[Rows from a dataset]
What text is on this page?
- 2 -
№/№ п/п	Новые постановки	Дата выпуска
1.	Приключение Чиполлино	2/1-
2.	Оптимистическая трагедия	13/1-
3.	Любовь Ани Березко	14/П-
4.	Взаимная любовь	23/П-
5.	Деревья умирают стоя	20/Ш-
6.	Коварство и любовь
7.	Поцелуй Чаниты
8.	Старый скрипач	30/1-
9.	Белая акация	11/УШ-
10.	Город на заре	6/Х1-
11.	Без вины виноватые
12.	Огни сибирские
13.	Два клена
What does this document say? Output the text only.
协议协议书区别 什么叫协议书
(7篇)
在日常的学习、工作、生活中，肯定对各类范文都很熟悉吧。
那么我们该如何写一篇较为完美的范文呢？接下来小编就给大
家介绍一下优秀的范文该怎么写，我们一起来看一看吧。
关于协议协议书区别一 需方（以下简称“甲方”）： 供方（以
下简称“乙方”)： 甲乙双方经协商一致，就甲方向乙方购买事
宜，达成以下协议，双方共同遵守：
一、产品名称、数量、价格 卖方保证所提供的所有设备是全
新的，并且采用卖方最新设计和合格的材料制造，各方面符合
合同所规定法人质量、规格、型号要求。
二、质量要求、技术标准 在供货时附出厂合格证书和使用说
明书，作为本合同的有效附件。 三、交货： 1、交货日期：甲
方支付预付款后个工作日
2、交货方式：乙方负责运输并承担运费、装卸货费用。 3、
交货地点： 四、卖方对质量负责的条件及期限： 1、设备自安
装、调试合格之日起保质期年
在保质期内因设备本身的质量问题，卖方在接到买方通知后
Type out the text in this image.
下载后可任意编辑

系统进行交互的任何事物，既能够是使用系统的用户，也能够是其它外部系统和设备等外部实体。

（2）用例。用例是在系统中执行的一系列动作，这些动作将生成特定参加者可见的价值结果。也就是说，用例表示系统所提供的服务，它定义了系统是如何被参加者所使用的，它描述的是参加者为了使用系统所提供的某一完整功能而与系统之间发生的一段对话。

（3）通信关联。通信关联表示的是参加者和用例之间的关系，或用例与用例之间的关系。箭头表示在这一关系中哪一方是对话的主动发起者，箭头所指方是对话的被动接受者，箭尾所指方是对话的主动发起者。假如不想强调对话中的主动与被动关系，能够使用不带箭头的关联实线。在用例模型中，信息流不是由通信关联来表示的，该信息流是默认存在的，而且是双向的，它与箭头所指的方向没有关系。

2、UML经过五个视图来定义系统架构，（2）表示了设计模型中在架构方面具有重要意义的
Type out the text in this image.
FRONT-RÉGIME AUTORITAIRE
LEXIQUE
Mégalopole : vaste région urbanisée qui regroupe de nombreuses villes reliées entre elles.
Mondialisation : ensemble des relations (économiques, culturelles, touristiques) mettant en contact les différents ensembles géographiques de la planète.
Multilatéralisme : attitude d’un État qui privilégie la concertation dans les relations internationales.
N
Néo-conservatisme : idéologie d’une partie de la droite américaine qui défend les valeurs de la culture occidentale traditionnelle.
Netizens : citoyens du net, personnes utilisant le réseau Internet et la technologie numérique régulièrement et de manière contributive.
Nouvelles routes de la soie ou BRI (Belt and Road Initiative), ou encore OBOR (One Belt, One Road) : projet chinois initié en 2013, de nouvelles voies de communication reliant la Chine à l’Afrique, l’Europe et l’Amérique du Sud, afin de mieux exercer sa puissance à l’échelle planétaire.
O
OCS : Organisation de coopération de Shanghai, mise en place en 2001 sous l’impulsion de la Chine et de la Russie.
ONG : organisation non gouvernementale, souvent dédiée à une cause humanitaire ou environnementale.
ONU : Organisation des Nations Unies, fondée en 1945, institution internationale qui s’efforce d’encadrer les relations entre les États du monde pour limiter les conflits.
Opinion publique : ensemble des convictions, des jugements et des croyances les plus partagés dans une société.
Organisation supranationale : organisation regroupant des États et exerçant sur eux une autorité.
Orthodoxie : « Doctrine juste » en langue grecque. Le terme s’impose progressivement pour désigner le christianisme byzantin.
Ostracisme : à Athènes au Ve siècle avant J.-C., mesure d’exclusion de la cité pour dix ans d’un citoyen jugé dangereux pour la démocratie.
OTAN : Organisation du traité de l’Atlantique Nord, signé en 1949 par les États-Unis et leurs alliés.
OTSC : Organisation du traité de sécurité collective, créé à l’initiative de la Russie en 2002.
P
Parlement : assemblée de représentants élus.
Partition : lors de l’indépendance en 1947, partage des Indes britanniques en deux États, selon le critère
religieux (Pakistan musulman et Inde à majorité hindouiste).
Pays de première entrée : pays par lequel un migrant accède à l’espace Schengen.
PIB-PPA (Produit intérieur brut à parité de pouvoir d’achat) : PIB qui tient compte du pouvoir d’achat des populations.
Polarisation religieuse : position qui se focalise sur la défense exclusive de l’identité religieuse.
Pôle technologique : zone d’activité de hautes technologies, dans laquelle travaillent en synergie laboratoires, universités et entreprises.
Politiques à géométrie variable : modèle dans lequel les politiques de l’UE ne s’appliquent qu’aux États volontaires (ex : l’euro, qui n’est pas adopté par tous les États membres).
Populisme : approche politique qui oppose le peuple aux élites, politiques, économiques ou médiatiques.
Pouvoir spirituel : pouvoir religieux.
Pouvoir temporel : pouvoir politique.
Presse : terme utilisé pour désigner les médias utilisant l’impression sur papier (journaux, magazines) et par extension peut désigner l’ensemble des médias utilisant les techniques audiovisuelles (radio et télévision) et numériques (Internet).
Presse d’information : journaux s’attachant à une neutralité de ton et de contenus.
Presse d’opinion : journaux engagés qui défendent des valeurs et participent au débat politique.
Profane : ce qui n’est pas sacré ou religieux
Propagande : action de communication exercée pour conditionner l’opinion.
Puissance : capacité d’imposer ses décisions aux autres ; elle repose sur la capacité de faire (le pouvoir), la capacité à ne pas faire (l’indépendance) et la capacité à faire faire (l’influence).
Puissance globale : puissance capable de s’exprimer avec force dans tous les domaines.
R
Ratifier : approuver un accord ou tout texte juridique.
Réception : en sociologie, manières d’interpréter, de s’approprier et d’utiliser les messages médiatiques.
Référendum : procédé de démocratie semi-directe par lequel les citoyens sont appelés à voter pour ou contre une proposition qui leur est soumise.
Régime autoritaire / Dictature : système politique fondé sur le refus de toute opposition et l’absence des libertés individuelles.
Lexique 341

# DIRECTIONS
Output the listing above without altering a single character.

# CORRECT OUTPUT
What text is on this page?
- 2 -
№/№ п/п	Новые постановки	Дата выпуска
1.	Приключение Чиполлино	2/1-
2.	Оптимистическая трагедия	13/1-
3.	Любовь Ани Березко	14/П-
4.	Взаимная любовь	23/П-
5.	Деревья умирают стоя	20/Ш-
6.	Коварство и любовь
7.	Поцелуй Чаниты
8.	Старый скрипач	30/1-
9.	Белая акация	11/УШ-
10.	Город на заре	6/Х1-
11.	Без вины виноватые
12.	Огни сибирские
13.	Два клена
What does this document say? Output the text only.
协议协议书区别 什么叫协议书
(7篇)
在日常的学习、工作、生活中，肯定对各类范文都很熟悉吧。
那么我们该如何写一篇较为完美的范文呢？接下来小编就给大
家介绍一下优秀的范文该怎么写，我们一起来看一看吧。
关于协议协议书区别一 需方（以下简称“甲方”）： 供方（以
下简称“乙方”)： 甲乙双方经协商一致，就甲方向乙方购买事
宜，达成以下协议，双方共同遵守：
一、产品名称、数量、价格 卖方保证所提供的所有设备是全
新的，并且采用卖方最新设计和合格的材料制造，各方面符合
合同所规定法人质量、规格、型号要求。
二、质量要求、技术标准 在供货时附出厂合格证书和使用说
明书，作为本合同的有效附件。 三、交货： 1、交货日期：甲
方支付预付款后个工作日
2、交货方式：乙方负责运输并承担运费、装卸货费用。 3、
交货地点： 四、卖方对质量负责的条件及期限： 1、设备自安
装、调试合格之日起保质期年
在保质期内因设备本身的质量问题，卖方在接到买方通知后
Type out the text in this image.
下载后可任意编辑

系统进行交互的任何事物，既能够是使用系统的用户，也能够是其它外部系统和设备等外部实体。

（2）用例。用例是在系统中执行的一系列动作，这些动作将生成特定参加者可见的价值结果。也就是说，用例表示系统所提供的服务，它定义了系统是如何被参加者所使用的，它描述的是参加者为了使用系统所提供的某一完整功能而与系统之间发生的一段对话。

（3）通信关联。通信关联表示的是参加者和用例之间的关系，或用例与用例之间的关系。箭头表示在这一关系中哪一方是对话的主动发起者，箭头所指方是对话的被动接受者，箭尾所指方是对话的主动发起者。假如不想强调对话中的主动与被动关系，能够使用不带箭头的关联实线。在用例模型中，信息流不是由通信关联来表示的，该信息流是默认存在的，而且是双向的，它与箭头所指的方向没有关系。

2、UML经过五个视图来定义系统架构，（2）表示了设计模型中在架构方面具有重要意义的
Type out the text in this image.
FRONT-RÉGIME AUTORITAIRE
LEXIQUE
Mégalopole : vaste région urbanisée qui regroupe de nombreuses villes reliées entre elles.
Mondialisation : ensemble des relations (économiques, culturelles, touristiques) mettant en contact les différents ensembles géographiques de la planète.
Multilatéralisme : attitude d’un État qui privilégie la concertation dans les relations internationales.
N
Néo-conservatisme : idéologie d’une partie de la droite américaine qui défend les valeurs de la culture occidentale traditionnelle.
Netizens : citoyens du net, personnes utilisant le réseau Internet et la technologie numérique régulièrement et de manière contributive.
Nouvelles routes de la soie ou BRI (Belt and Road Initiative), ou encore OBOR (One Belt, One Road) : projet chinois initié en 2013, de nouvelles voies de communication reliant la Chine à l’Afrique, l’Europe et l’Amérique du Sud, afin de mieux exercer sa puissance à l’échelle planétaire.
O
OCS : Organisation de coopération de Shanghai, mise en place en 2001 sous l’impulsion de la Chine et de la Russie.
ONG : organisation non gouvernementale, souvent dédiée à une cause humanitaire ou environnementale.
ONU : Organisation des Nations Unies, fondée en 1945, institution internationale qui s’efforce d’encadrer les relations entre les États du monde pour limiter les conflits.
Opinion publique : ensemble des convictions, des jugements et des croyances les plus partagés dans une société.
Organisation supranationale : organisation regroupant des États et exerçant sur eux une autorité.
Orthodoxie : « Doctrine juste » en langue grecque. Le terme s’impose progressivement pour désigner le christianisme byzantin.
Ostracisme : à Athènes au Ve siècle avant J.-C., mesure d’exclusion de la cité pour dix ans d’un citoyen jugé dangereux pour la démocratie.
OTAN : Organisation du traité de l’Atlantique Nord, signé en 1949 par les États-Unis et leurs alliés.
OTSC : Organisation du traité de sécurité collective, créé à l’initiative de la Russie en 2002.
P
Parlement : assemblée de représentants élus.
Partition : lors de l’indépendance en 1947, partage des Indes britanniques en deux États, selon le critère
religieux (Pakistan musulman et Inde à majorité hindouiste).
Pays de première entrée : pays par lequel un migrant accède à l’espace Schengen.
PIB-PPA (Produit intérieur brut à parité de pouvoir d’achat) : PIB qui tient compte du pouvoir d’achat des populations.
Polarisation religieuse : position qui se focalise sur la défense exclusive de l’identité religieuse.
Pôle technologique : zone d’activité de hautes technologies, dans laquelle travaillent en synergie laboratoires, universités et entreprises.
Politiques à géométrie variable : modèle dans lequel les politiques de l’UE ne s’appliquent qu’aux États volontaires (ex : l’euro, qui n’est pas adopté par tous les États membres).
Populisme : approche politique qui oppose le peuple aux élites, politiques, économiques ou médiatiques.
Pouvoir spirituel : pouvoir religieux.
Pouvoir temporel : pouvoir politique.
Presse : terme utilisé pour désigner les médias utilisant l’impression sur papier (journaux, magazines) et par extension peut désigner l’ensemble des médias utilisant les techniques audiovisuelles (radio et télévision) et numériques (Internet).
Presse d’information : journaux s’attachant à une neutralité de ton et de contenus.
Presse d’opinion : journaux engagés qui défendent des valeurs et participent au débat politique.
Profane : ce qui n’est pas sacré ou religieux
Propagande : action de communication exercée pour conditionner l’opinion.
Puissance : capacité d’imposer ses décisions aux autres ; elle repose sur la capacité de faire (le pouvoir), la capacité à ne pas faire (l’indépendance) et la capacité à faire faire (l’influence).
Puissance globale : puissance capable de s’exprimer avec force dans tous les domaines.
R
Ratifier : approuver un accord ou tout texte juridique.
Réception : en sociologie, manières d’interpréter, de s’approprier et d’utiliser les messages médiatiques.
Référendum : procédé de démocratie semi-directe par lequel les citoyens sont appelés à voter pour ou contre une proposition qui leur est soumise.
Régime autoritaire / Dictature : système politique fondé sur le refus de toute opposition et l’absence des libertés individuelles.
Lexique 341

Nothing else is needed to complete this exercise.